Goal: Transcribe the records exactly. Pictures do not belong in the transcription.

Material:
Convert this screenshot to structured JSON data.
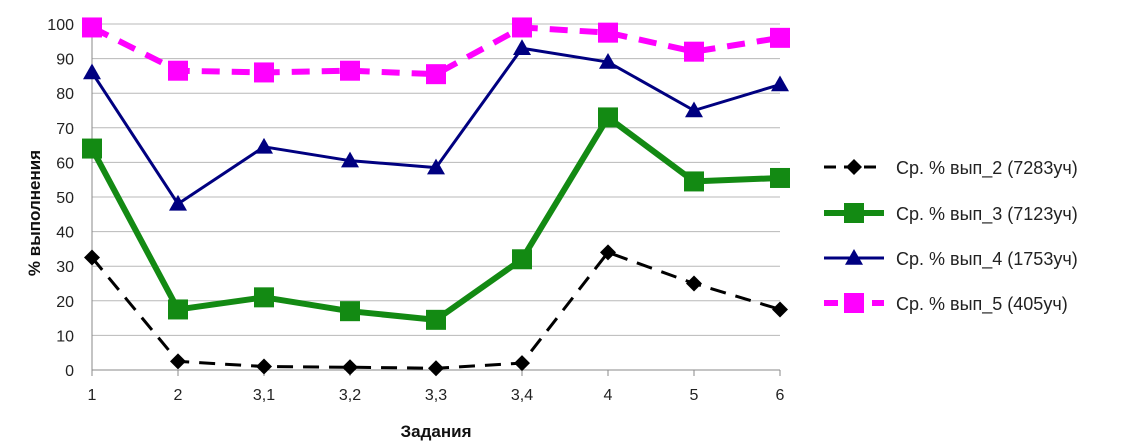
{
  "chart_data": {
    "type": "line",
    "title": "",
    "xlabel": "Задания",
    "ylabel": "% выполнения",
    "categories": [
      "1",
      "2",
      "3,1",
      "3,2",
      "3,3",
      "3,4",
      "4",
      "5",
      "6"
    ],
    "ylim": [
      0,
      100
    ],
    "yticks": [
      "0",
      "10",
      "20",
      "30",
      "40",
      "50",
      "60",
      "70",
      "80",
      "90",
      "100"
    ],
    "grid": true,
    "legend_position": "right",
    "series": [
      {
        "name": "Ср. % вып_2 (7283уч)",
        "values": [
          32.5,
          2.5,
          1,
          0.8,
          0.5,
          2,
          34,
          25,
          17.5
        ],
        "color": "#000000",
        "marker": "diamond",
        "line_style": "dashed"
      },
      {
        "name": "Ср. % вып_3 (7123уч)",
        "values": [
          64,
          17.5,
          21,
          17,
          14.5,
          32,
          73,
          54.5,
          55.5
        ],
        "color": "#138A13",
        "marker": "square",
        "line_style": "solid"
      },
      {
        "name": "Ср. % вып_4 (1753уч)",
        "values": [
          86,
          48,
          64.5,
          60.5,
          58.5,
          93,
          89,
          75,
          82.5
        ],
        "color": "#000080",
        "marker": "triangle",
        "line_style": "solid"
      },
      {
        "name": "Ср. % вып_5 (405уч)",
        "values": [
          99,
          86.5,
          86,
          86.5,
          85.5,
          99,
          97.5,
          92,
          96
        ],
        "color": "#FF00FF",
        "marker": "square",
        "line_style": "dashed"
      }
    ]
  }
}
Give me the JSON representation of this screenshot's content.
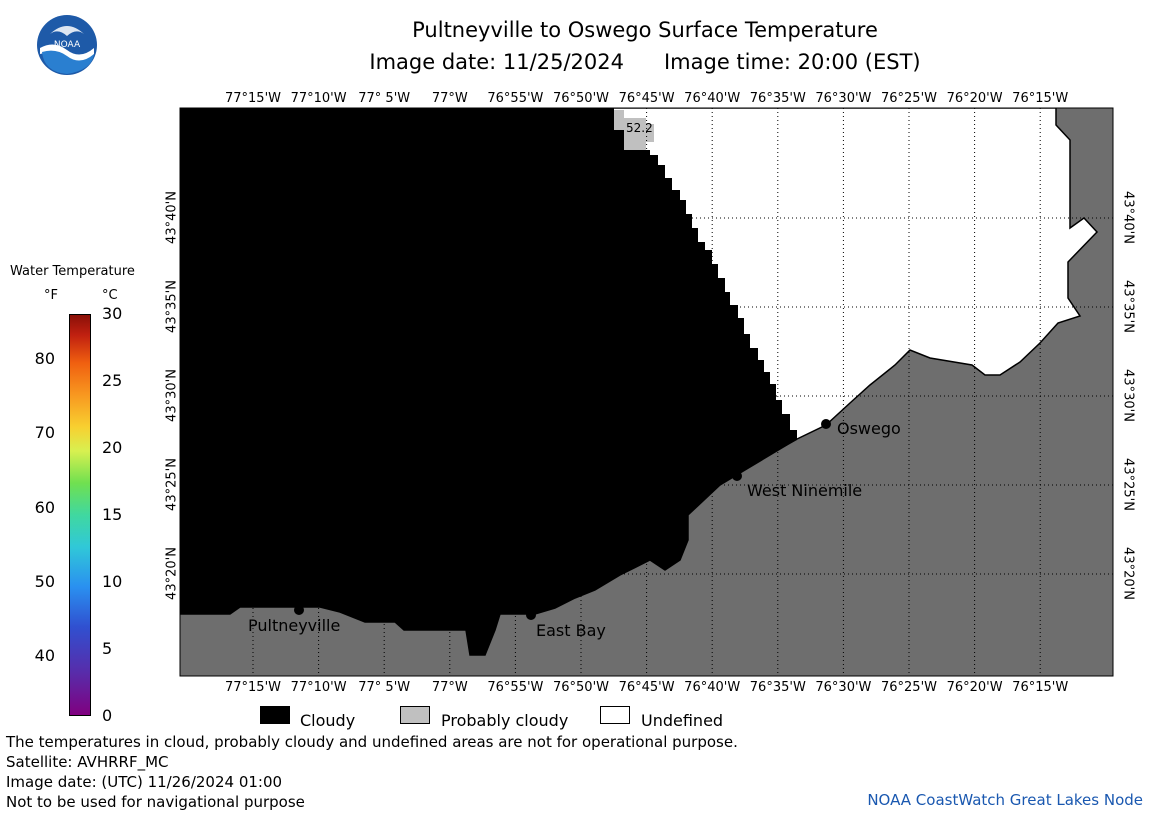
{
  "title": "Pultneyville to Oswego Surface Temperature",
  "image_date_label": "Image date: 11/25/2024",
  "image_time_label": "Image time: 20:00 (EST)",
  "logo_icon": "noaa-logo",
  "longitude_labels": [
    "77°15'W",
    "77°10'W",
    "77° 5'W",
    "77°W",
    "76°55'W",
    "76°50'W",
    "76°45'W",
    "76°40'W",
    "76°35'W",
    "76°30'W",
    "76°25'W",
    "76°20'W",
    "76°15'W"
  ],
  "latitude_labels": [
    "43°40'N",
    "43°35'N",
    "43°30'N",
    "43°25'N",
    "43°20'N"
  ],
  "cities": [
    {
      "name": "Oswego"
    },
    {
      "name": "West Ninemile"
    },
    {
      "name": "Pultneyville"
    },
    {
      "name": "East Bay"
    }
  ],
  "sample_value": "52.2",
  "colorbar": {
    "title": "Water Temperature",
    "unit_f": "°F",
    "unit_c": "°C",
    "f_ticks": [
      "80",
      "70",
      "60",
      "50",
      "40"
    ],
    "c_ticks": [
      "30",
      "25",
      "20",
      "15",
      "10",
      "5",
      "0"
    ]
  },
  "legend": {
    "cloudy": "Cloudy",
    "probably_cloudy": "Probably cloudy",
    "undefined": "Undefined",
    "cloudy_color": "#000000",
    "probably_cloudy_color": "#c0c0c0",
    "undefined_color": "#ffffff",
    "land_color": "#6e6e6e"
  },
  "notes": {
    "disclaimer": "The temperatures in cloud, probably cloudy and undefined areas are not for operational purpose.",
    "satellite": "Satellite: AVHRRF_MC",
    "utc_date": "Image date: (UTC) 11/26/2024  01:00",
    "navigation": "Not to be used for navigational purpose"
  },
  "credit": "NOAA CoastWatch Great Lakes Node"
}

Completed exercise:
Convert this screenshot to structured JSON data.
{
  "chart_data": {
    "type": "line",
    "title": "",
    "xlabel": "Задания",
    "ylabel": "% выполнения",
    "categories": [
      "1",
      "2",
      "3,1",
      "3,2",
      "3,3",
      "3,4",
      "4",
      "5",
      "6"
    ],
    "ylim": [
      0,
      100
    ],
    "yticks": [
      "0",
      "10",
      "20",
      "30",
      "40",
      "50",
      "60",
      "70",
      "80",
      "90",
      "100"
    ],
    "grid": true,
    "legend_position": "right",
    "series": [
      {
        "name": "Ср. % вып_2 (7283уч)",
        "values": [
          32.5,
          2.5,
          1,
          0.8,
          0.5,
          2,
          34,
          25,
          17.5
        ],
        "color": "#000000",
        "marker": "diamond",
        "line_style": "dashed"
      },
      {
        "name": "Ср. % вып_3 (7123уч)",
        "values": [
          64,
          17.5,
          21,
          17,
          14.5,
          32,
          73,
          54.5,
          55.5
        ],
        "color": "#138A13",
        "marker": "square",
        "line_style": "solid"
      },
      {
        "name": "Ср. % вып_4 (1753уч)",
        "values": [
          86,
          48,
          64.5,
          60.5,
          58.5,
          93,
          89,
          75,
          82.5
        ],
        "color": "#000080",
        "marker": "triangle",
        "line_style": "solid"
      },
      {
        "name": "Ср. % вып_5 (405уч)",
        "values": [
          99,
          86.5,
          86,
          86.5,
          85.5,
          99,
          97.5,
          92,
          96
        ],
        "color": "#FF00FF",
        "marker": "square",
        "line_style": "dashed"
      }
    ]
  }
}
Give me the JSON representation of this screenshot's content.
{
  "title": "Pultneyville to Oswego Surface Temperature",
  "image_date_label": "Image date: 11/25/2024",
  "image_time_label": "Image time: 20:00 (EST)",
  "logo_icon": "noaa-logo",
  "longitude_labels": [
    "77°15'W",
    "77°10'W",
    "77° 5'W",
    "77°W",
    "76°55'W",
    "76°50'W",
    "76°45'W",
    "76°40'W",
    "76°35'W",
    "76°30'W",
    "76°25'W",
    "76°20'W",
    "76°15'W"
  ],
  "latitude_labels": [
    "43°40'N",
    "43°35'N",
    "43°30'N",
    "43°25'N",
    "43°20'N"
  ],
  "cities": [
    {
      "name": "Oswego"
    },
    {
      "name": "West Ninemile"
    },
    {
      "name": "Pultneyville"
    },
    {
      "name": "East Bay"
    }
  ],
  "sample_value": "52.2",
  "colorbar": {
    "title": "Water Temperature",
    "unit_f": "°F",
    "unit_c": "°C",
    "f_ticks": [
      "80",
      "70",
      "60",
      "50",
      "40"
    ],
    "c_ticks": [
      "30",
      "25",
      "20",
      "15",
      "10",
      "5",
      "0"
    ]
  },
  "legend": {
    "cloudy": "Cloudy",
    "probably_cloudy": "Probably cloudy",
    "undefined": "Undefined",
    "cloudy_color": "#000000",
    "probably_cloudy_color": "#c0c0c0",
    "undefined_color": "#ffffff",
    "land_color": "#6e6e6e"
  },
  "notes": {
    "disclaimer": "The temperatures in cloud, probably cloudy and undefined areas are not for operational purpose.",
    "satellite": "Satellite: AVHRRF_MC",
    "utc_date": "Image date: (UTC) 11/26/2024  01:00",
    "navigation": "Not to be used for navigational purpose"
  },
  "credit": "NOAA CoastWatch Great Lakes Node"
}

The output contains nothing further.